— EXERCISE AIM —
Wherever the word "Knight" turns up in a line of the entries, copy that line.
•••••
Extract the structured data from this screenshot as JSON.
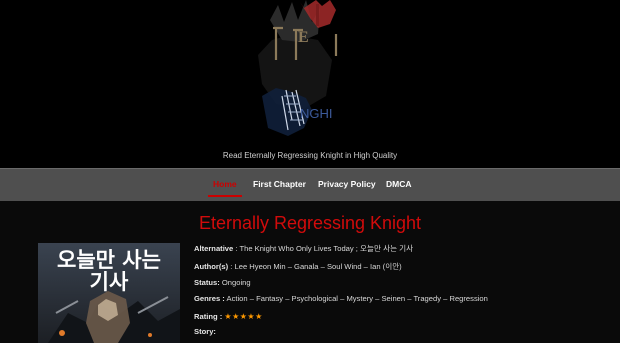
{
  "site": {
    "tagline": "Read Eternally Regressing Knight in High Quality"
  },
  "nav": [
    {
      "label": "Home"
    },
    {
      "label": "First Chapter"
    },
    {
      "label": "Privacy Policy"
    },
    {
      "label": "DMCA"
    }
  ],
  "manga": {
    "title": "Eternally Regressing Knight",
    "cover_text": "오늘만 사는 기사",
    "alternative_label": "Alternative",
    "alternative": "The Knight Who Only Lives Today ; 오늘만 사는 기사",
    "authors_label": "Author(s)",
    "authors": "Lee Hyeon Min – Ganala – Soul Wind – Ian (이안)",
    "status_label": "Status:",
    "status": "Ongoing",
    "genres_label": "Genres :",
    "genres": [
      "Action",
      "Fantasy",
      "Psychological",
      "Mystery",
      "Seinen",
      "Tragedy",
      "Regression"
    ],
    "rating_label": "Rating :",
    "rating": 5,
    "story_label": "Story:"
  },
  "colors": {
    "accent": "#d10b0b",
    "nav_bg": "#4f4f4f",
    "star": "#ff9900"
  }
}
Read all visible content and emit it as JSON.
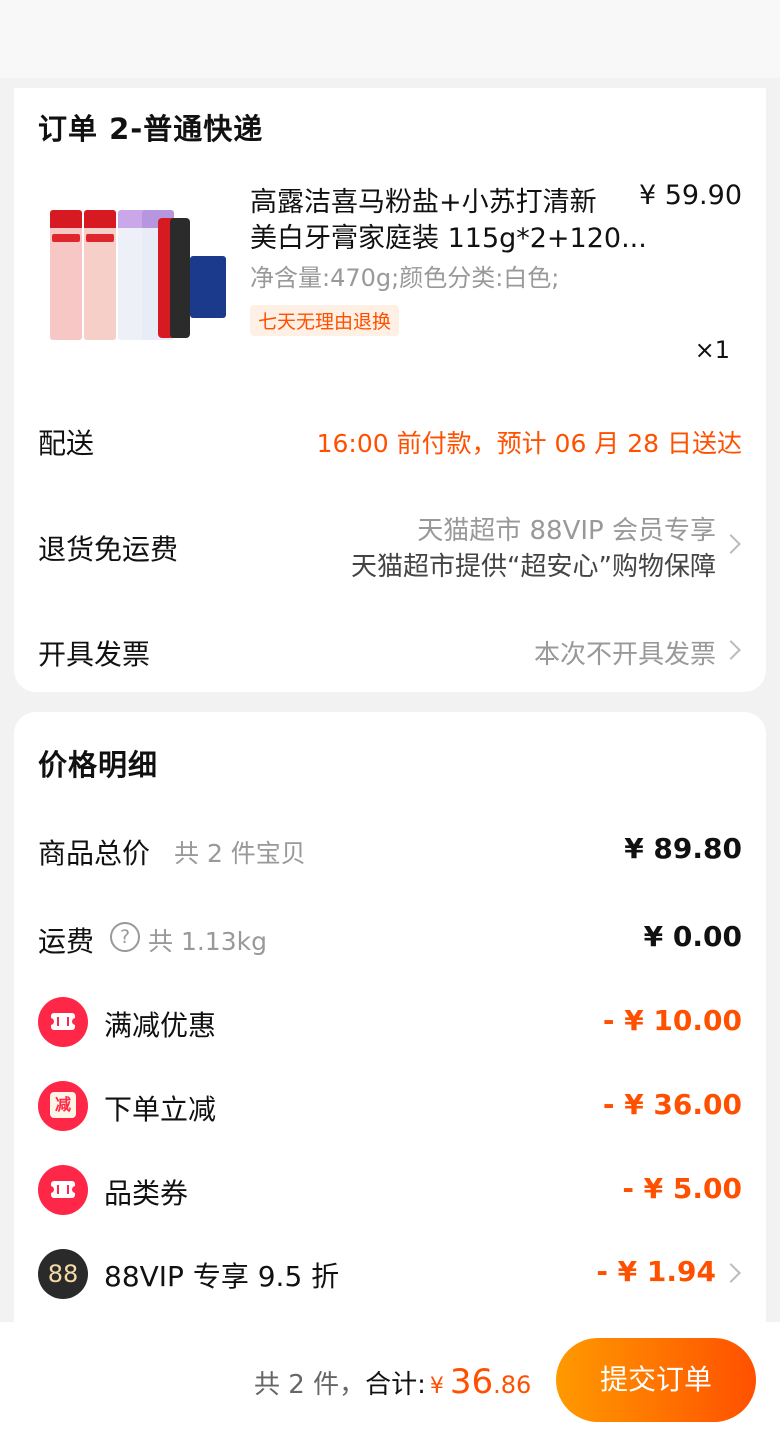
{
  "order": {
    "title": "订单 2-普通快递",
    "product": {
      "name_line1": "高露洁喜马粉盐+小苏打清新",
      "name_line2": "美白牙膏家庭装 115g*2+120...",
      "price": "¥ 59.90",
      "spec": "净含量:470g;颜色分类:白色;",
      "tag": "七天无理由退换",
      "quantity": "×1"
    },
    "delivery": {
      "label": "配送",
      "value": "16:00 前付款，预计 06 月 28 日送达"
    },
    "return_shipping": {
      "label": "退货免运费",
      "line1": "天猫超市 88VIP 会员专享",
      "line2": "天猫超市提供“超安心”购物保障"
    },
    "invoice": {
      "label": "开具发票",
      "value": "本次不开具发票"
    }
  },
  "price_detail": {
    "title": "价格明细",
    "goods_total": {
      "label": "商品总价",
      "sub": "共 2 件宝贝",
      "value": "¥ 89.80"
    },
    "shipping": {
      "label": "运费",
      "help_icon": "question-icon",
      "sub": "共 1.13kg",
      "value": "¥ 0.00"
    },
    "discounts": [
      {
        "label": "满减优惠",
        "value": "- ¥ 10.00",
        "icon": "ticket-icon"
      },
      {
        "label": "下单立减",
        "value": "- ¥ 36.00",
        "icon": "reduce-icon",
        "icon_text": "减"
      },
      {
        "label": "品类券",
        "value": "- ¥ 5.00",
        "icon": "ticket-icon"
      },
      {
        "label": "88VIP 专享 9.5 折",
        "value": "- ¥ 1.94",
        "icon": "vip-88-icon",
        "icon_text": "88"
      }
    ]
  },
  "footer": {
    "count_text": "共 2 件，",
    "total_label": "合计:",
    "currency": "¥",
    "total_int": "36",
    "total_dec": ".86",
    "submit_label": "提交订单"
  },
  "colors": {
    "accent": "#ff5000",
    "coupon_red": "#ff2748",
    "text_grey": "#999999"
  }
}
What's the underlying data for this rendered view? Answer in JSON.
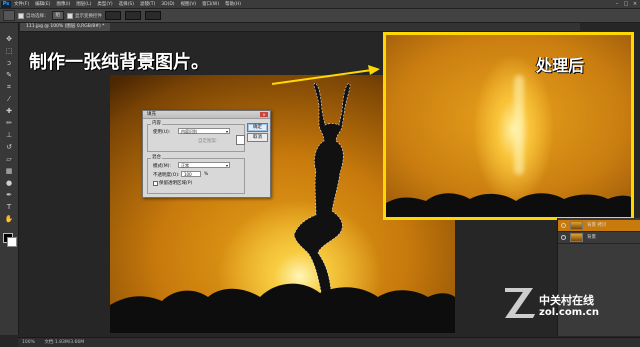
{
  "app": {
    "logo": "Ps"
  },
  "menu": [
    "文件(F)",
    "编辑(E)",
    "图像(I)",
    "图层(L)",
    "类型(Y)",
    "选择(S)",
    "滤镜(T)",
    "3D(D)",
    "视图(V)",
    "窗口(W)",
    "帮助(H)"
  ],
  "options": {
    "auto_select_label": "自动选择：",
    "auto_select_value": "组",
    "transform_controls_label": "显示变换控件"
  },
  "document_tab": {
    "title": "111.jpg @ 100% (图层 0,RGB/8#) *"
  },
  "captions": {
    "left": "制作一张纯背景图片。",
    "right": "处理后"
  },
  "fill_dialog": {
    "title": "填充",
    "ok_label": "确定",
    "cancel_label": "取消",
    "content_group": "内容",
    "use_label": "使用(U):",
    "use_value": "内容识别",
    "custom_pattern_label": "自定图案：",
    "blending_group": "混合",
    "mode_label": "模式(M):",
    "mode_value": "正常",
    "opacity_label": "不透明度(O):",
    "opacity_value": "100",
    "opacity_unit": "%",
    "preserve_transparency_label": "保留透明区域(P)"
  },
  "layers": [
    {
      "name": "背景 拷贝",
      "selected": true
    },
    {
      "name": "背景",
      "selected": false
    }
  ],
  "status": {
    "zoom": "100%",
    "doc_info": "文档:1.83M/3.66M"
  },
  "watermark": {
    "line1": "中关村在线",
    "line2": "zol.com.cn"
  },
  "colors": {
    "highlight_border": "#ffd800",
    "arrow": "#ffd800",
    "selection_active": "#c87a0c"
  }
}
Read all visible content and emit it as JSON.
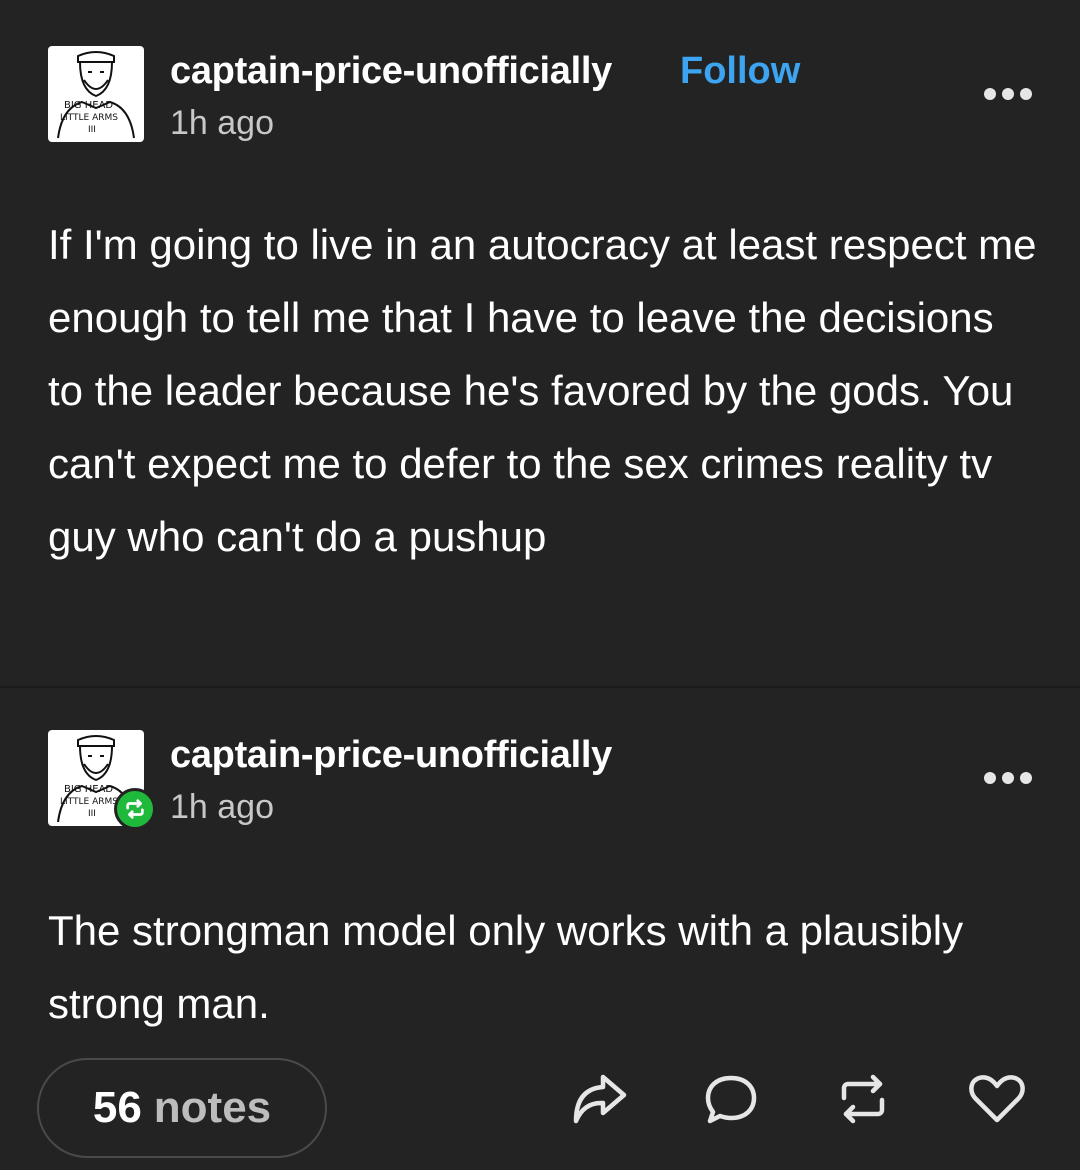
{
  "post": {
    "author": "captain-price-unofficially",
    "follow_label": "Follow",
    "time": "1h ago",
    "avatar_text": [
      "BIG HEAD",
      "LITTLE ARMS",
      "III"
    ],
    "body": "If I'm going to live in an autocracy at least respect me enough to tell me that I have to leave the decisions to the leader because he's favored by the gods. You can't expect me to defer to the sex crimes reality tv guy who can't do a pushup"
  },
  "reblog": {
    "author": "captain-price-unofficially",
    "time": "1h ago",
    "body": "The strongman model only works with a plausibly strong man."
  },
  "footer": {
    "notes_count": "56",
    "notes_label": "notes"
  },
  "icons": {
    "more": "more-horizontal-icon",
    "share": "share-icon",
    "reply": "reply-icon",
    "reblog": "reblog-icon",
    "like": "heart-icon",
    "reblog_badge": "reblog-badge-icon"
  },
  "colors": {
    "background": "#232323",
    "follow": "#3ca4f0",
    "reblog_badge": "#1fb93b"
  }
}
•••••
— WRITTEN RESPONSE —
    "tagline": "Read Eternally Regressing Knight in High Quality"
    "title": "Eternally Regressing Knight",
    "alternative": "The Knight Who Only Lives Today ; 오늘만 사는 기사",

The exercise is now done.